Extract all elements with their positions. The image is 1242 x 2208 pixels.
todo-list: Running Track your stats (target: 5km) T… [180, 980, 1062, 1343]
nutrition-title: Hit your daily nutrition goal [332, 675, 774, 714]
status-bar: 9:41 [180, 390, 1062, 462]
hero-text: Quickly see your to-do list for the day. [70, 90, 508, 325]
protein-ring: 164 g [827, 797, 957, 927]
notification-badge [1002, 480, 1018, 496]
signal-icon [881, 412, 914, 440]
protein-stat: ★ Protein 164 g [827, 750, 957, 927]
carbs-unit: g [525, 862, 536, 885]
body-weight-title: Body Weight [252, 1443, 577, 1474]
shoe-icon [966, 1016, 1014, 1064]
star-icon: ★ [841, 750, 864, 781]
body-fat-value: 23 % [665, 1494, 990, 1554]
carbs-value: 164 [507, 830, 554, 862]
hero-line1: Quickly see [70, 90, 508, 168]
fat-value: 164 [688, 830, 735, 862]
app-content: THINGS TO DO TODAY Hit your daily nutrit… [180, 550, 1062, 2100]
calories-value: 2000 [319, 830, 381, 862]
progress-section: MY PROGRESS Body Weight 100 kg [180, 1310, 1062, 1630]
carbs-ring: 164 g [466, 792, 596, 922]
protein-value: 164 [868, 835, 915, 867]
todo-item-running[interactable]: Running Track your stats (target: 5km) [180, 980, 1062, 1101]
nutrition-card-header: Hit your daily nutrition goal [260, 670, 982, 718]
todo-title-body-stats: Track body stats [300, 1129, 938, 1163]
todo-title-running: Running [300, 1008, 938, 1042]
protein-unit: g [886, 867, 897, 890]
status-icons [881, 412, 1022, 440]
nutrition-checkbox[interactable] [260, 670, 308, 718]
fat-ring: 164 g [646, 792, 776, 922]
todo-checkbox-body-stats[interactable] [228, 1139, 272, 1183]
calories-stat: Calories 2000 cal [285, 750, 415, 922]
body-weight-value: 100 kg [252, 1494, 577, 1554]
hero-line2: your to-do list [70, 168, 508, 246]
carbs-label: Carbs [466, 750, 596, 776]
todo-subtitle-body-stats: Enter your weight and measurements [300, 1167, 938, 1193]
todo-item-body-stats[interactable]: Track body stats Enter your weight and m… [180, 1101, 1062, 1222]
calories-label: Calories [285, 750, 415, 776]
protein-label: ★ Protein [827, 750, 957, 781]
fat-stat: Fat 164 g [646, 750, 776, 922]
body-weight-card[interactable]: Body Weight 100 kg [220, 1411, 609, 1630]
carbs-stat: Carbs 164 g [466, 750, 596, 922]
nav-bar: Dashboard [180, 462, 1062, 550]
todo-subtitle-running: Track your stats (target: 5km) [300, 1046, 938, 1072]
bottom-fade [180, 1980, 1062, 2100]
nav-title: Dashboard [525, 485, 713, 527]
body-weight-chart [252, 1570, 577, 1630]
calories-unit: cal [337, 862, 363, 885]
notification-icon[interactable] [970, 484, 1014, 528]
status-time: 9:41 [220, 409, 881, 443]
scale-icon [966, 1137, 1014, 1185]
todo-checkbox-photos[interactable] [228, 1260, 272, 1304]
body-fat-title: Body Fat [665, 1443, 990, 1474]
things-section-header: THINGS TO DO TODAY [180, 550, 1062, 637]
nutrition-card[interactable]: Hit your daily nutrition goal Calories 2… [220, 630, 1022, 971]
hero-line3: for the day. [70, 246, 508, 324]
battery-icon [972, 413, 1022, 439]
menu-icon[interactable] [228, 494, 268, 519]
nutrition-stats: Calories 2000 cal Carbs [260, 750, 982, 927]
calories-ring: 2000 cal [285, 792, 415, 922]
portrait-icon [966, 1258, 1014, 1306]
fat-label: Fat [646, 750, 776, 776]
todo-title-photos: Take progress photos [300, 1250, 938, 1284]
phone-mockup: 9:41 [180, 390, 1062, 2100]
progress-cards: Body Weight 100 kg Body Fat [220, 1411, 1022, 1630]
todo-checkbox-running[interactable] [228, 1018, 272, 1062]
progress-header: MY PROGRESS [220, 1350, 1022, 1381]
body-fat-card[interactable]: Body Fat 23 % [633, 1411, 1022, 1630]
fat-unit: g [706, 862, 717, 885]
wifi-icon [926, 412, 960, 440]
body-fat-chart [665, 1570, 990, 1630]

* _What the task requires_:
All of the material above should be transcribed exactly, with no line omitted.

* _Written solution_:
Extract all elements with their positions. The image is 1242 x 2208 pixels.
todo-list: Running Track your stats (target: 5km) T… [180, 980, 1062, 1343]
nutrition-title: Hit your daily nutrition goal [332, 675, 774, 714]
status-bar: 9:41 [180, 390, 1062, 462]
hero-text: Quickly see your to-do list for the day. [70, 90, 508, 325]
protein-ring: 164 g [827, 797, 957, 927]
notification-badge [1002, 480, 1018, 496]
signal-icon [881, 412, 914, 440]
protein-stat: ★ Protein 164 g [827, 750, 957, 927]
carbs-unit: g [525, 862, 536, 885]
body-weight-title: Body Weight [252, 1443, 577, 1474]
shoe-icon [966, 1016, 1014, 1064]
star-icon: ★ [841, 750, 864, 781]
body-fat-value: 23 % [665, 1494, 990, 1554]
carbs-value: 164 [507, 830, 554, 862]
hero-line1: Quickly see [70, 90, 508, 168]
fat-value: 164 [688, 830, 735, 862]
app-content: THINGS TO DO TODAY Hit your daily nutrit… [180, 550, 1062, 2100]
calories-value: 2000 [319, 830, 381, 862]
progress-section: MY PROGRESS Body Weight 100 kg [180, 1310, 1062, 1630]
carbs-ring: 164 g [466, 792, 596, 922]
protein-value: 164 [868, 835, 915, 867]
todo-item-running[interactable]: Running Track your stats (target: 5km) [180, 980, 1062, 1101]
nutrition-card-header: Hit your daily nutrition goal [260, 670, 982, 718]
todo-title-body-stats: Track body stats [300, 1129, 938, 1163]
todo-title-running: Running [300, 1008, 938, 1042]
protein-unit: g [886, 867, 897, 890]
status-icons [881, 412, 1022, 440]
nutrition-checkbox[interactable] [260, 670, 308, 718]
fat-ring: 164 g [646, 792, 776, 922]
todo-checkbox-body-stats[interactable] [228, 1139, 272, 1183]
calories-stat: Calories 2000 cal [285, 750, 415, 922]
body-weight-value: 100 kg [252, 1494, 577, 1554]
hero-line2: your to-do list [70, 168, 508, 246]
carbs-label: Carbs [466, 750, 596, 776]
todo-subtitle-body-stats: Enter your weight and measurements [300, 1167, 938, 1193]
todo-item-body-stats[interactable]: Track body stats Enter your weight and m… [180, 1101, 1062, 1222]
calories-label: Calories [285, 750, 415, 776]
protein-label: ★ Protein [827, 750, 957, 781]
fat-stat: Fat 164 g [646, 750, 776, 922]
body-weight-card[interactable]: Body Weight 100 kg [220, 1411, 609, 1630]
carbs-stat: Carbs 164 g [466, 750, 596, 922]
nav-bar: Dashboard [180, 462, 1062, 550]
todo-subtitle-running: Track your stats (target: 5km) [300, 1046, 938, 1072]
bottom-fade [180, 1980, 1062, 2100]
nav-title: Dashboard [525, 485, 713, 527]
body-weight-chart [252, 1570, 577, 1630]
calories-unit: cal [337, 862, 363, 885]
notification-icon[interactable] [970, 484, 1014, 528]
status-time: 9:41 [220, 409, 881, 443]
scale-icon [966, 1137, 1014, 1185]
todo-checkbox-photos[interactable] [228, 1260, 272, 1304]
body-fat-title: Body Fat [665, 1443, 990, 1474]
things-section-header: THINGS TO DO TODAY [180, 550, 1062, 637]
nutrition-card[interactable]: Hit your daily nutrition goal Calories 2… [220, 630, 1022, 971]
hero-line3: for the day. [70, 246, 508, 324]
battery-icon [972, 413, 1022, 439]
menu-icon[interactable] [228, 494, 268, 519]
nutrition-stats: Calories 2000 cal Carbs [260, 750, 982, 927]
calories-ring: 2000 cal [285, 792, 415, 922]
portrait-icon [966, 1258, 1014, 1306]
fat-label: Fat [646, 750, 776, 776]
todo-title-photos: Take progress photos [300, 1250, 938, 1284]
phone-mockup: 9:41 [180, 390, 1062, 2100]
progress-cards: Body Weight 100 kg Body Fat [220, 1411, 1022, 1630]
todo-checkbox-running[interactable] [228, 1018, 272, 1062]
progress-header: MY PROGRESS [220, 1350, 1022, 1381]
body-fat-card[interactable]: Body Fat 23 % [633, 1411, 1022, 1630]
fat-unit: g [706, 862, 717, 885]
wifi-icon [926, 412, 960, 440]
body-fat-chart [665, 1570, 990, 1630]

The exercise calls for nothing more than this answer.